▶ **What the task asks**
Each entry must be reproduced precisely as it stands.

▶ **Provided entries**
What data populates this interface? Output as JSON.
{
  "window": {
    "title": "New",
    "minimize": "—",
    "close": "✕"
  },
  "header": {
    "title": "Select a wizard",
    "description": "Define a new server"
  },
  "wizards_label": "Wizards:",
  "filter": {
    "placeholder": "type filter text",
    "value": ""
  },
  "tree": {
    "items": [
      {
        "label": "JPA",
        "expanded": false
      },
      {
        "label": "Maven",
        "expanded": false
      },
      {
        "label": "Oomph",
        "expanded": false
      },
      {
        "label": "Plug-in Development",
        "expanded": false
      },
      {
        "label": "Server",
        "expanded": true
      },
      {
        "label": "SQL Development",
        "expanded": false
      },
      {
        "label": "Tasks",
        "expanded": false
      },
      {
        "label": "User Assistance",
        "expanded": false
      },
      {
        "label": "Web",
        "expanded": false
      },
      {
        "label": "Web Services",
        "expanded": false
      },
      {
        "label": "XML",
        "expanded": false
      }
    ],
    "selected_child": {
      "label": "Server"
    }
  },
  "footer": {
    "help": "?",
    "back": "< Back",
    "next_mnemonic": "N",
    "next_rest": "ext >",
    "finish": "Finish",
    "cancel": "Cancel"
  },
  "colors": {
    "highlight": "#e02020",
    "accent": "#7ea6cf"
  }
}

▶ **The response**
What data populates this interface? Output as JSON.
{
  "window": {
    "title": "New",
    "minimize": "—",
    "close": "✕"
  },
  "header": {
    "title": "Select a wizard",
    "description": "Define a new server"
  },
  "wizards_label": "Wizards:",
  "filter": {
    "placeholder": "type filter text",
    "value": ""
  },
  "tree": {
    "items": [
      {
        "label": "JPA",
        "expanded": false
      },
      {
        "label": "Maven",
        "expanded": false
      },
      {
        "label": "Oomph",
        "expanded": false
      },
      {
        "label": "Plug-in Development",
        "expanded": false
      },
      {
        "label": "Server",
        "expanded": true
      },
      {
        "label": "SQL Development",
        "expanded": false
      },
      {
        "label": "Tasks",
        "expanded": false
      },
      {
        "label": "User Assistance",
        "expanded": false
      },
      {
        "label": "Web",
        "expanded": false
      },
      {
        "label": "Web Services",
        "expanded": false
      },
      {
        "label": "XML",
        "expanded": false
      }
    ],
    "selected_child": {
      "label": "Server"
    }
  },
  "footer": {
    "help": "?",
    "back": "< Back",
    "next_mnemonic": "N",
    "next_rest": "ext >",
    "finish": "Finish",
    "cancel": "Cancel"
  },
  "colors": {
    "highlight": "#e02020",
    "accent": "#7ea6cf"
  }
}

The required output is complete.